### Exercise task
Set down the data below without change, skipping the pictures it holds.

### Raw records
---
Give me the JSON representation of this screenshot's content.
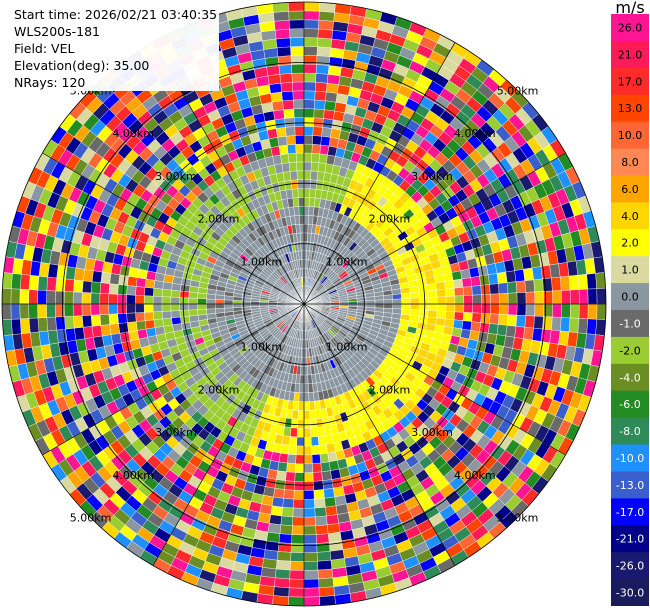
{
  "header": {
    "start_time": "Start time: 2026/02/21 03:40:35",
    "instrument": "WLS200s-181",
    "field": "Field: VEL",
    "elevation": "Elevation(deg): 35.00",
    "nrays": "NRays: 120"
  },
  "colorbar": {
    "unit": "m/s",
    "levels": [
      {
        "label": "26.0",
        "color": "#ff1493"
      },
      {
        "label": "21.0",
        "color": "#ff1a5a"
      },
      {
        "label": "17.0",
        "color": "#ff2a2a"
      },
      {
        "label": "13.0",
        "color": "#ff4500"
      },
      {
        "label": "10.0",
        "color": "#ff6633"
      },
      {
        "label": "8.0",
        "color": "#ff8855"
      },
      {
        "label": "6.0",
        "color": "#ffa500"
      },
      {
        "label": "4.0",
        "color": "#ffd500"
      },
      {
        "label": "2.0",
        "color": "#ffff00"
      },
      {
        "label": "1.0",
        "color": "#d9d9a0"
      },
      {
        "label": "0.0",
        "color": "#8a96a0"
      },
      {
        "label": "-1.0",
        "color": "#6a6a6a"
      },
      {
        "label": "-2.0",
        "color": "#9acd32"
      },
      {
        "label": "-4.0",
        "color": "#6b8e23"
      },
      {
        "label": "-6.0",
        "color": "#228b22"
      },
      {
        "label": "-8.0",
        "color": "#2e8b57"
      },
      {
        "label": "-10.0",
        "color": "#1e90ff"
      },
      {
        "label": "-13.0",
        "color": "#3a5fcd"
      },
      {
        "label": "-17.0",
        "color": "#0000ff"
      },
      {
        "label": "-21.0",
        "color": "#00008b"
      },
      {
        "label": "-26.0",
        "color": "#191970"
      },
      {
        "label": "-30.0",
        "color": "#1a1a5e"
      }
    ]
  },
  "chart_data": {
    "type": "heatmap",
    "projection": "polar PPI",
    "field": "VEL",
    "units": "m/s",
    "n_rays": 120,
    "ring_labels": [
      "1.00km",
      "2.00km",
      "3.00km",
      "4.00km",
      "5.00km"
    ],
    "range_rings_km": [
      1,
      2,
      3,
      4,
      5
    ],
    "max_range_km": 5,
    "grid": true,
    "pattern": {
      "inner_region_km": 2.5,
      "inner_north_west_velocity": -1.0,
      "inner_south_east_velocity": 2.0,
      "inner_outer_band_west_velocity": -2.0,
      "outer_region": "noise"
    }
  }
}
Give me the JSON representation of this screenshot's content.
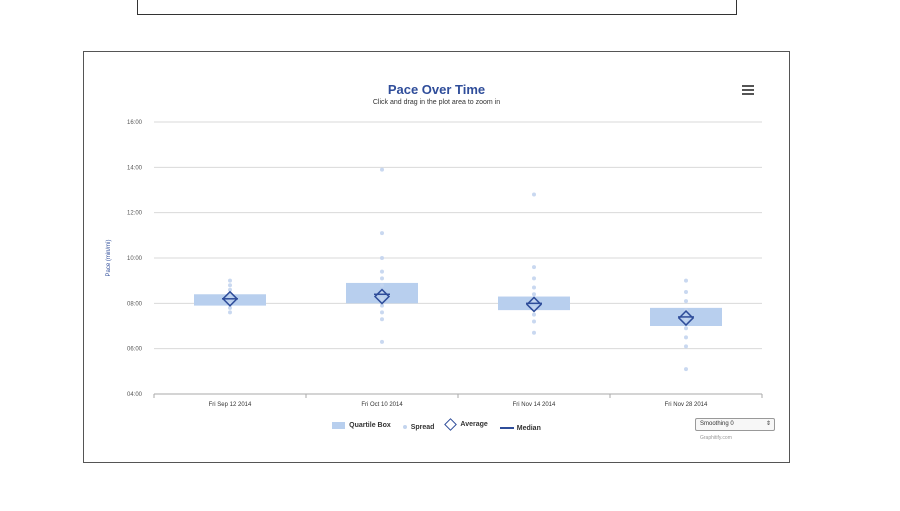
---
### Solution to the exercise
Give me the JSON representation of this screenshot's content.
{
  "header": {
    "start_time": "Start time: 2026/02/21 03:40:35",
    "instrument": "WLS200s-181",
    "field": "Field: VEL",
    "elevation": "Elevation(deg): 35.00",
    "nrays": "NRays: 120"
  },
  "colorbar": {
    "unit": "m/s",
    "levels": [
      {
        "label": "26.0",
        "color": "#ff1493"
      },
      {
        "label": "21.0",
        "color": "#ff1a5a"
      },
      {
        "label": "17.0",
        "color": "#ff2a2a"
      },
      {
        "label": "13.0",
        "color": "#ff4500"
      },
      {
        "label": "10.0",
        "color": "#ff6633"
      },
      {
        "label": "8.0",
        "color": "#ff8855"
      },
      {
        "label": "6.0",
        "color": "#ffa500"
      },
      {
        "label": "4.0",
        "color": "#ffd500"
      },
      {
        "label": "2.0",
        "color": "#ffff00"
      },
      {
        "label": "1.0",
        "color": "#d9d9a0"
      },
      {
        "label": "0.0",
        "color": "#8a96a0"
      },
      {
        "label": "-1.0",
        "color": "#6a6a6a"
      },
      {
        "label": "-2.0",
        "color": "#9acd32"
      },
      {
        "label": "-4.0",
        "color": "#6b8e23"
      },
      {
        "label": "-6.0",
        "color": "#228b22"
      },
      {
        "label": "-8.0",
        "color": "#2e8b57"
      },
      {
        "label": "-10.0",
        "color": "#1e90ff"
      },
      {
        "label": "-13.0",
        "color": "#3a5fcd"
      },
      {
        "label": "-17.0",
        "color": "#0000ff"
      },
      {
        "label": "-21.0",
        "color": "#00008b"
      },
      {
        "label": "-26.0",
        "color": "#191970"
      },
      {
        "label": "-30.0",
        "color": "#1a1a5e"
      }
    ]
  },
  "chart_data": {
    "type": "heatmap",
    "projection": "polar PPI",
    "field": "VEL",
    "units": "m/s",
    "n_rays": 120,
    "ring_labels": [
      "1.00km",
      "2.00km",
      "3.00km",
      "4.00km",
      "5.00km"
    ],
    "range_rings_km": [
      1,
      2,
      3,
      4,
      5
    ],
    "max_range_km": 5,
    "grid": true,
    "pattern": {
      "inner_region_km": 2.5,
      "inner_north_west_velocity": -1.0,
      "inner_south_east_velocity": 2.0,
      "inner_outer_band_west_velocity": -2.0,
      "outer_region": "noise"
    }
  }
}
Give me the JSON representation of this screenshot's content.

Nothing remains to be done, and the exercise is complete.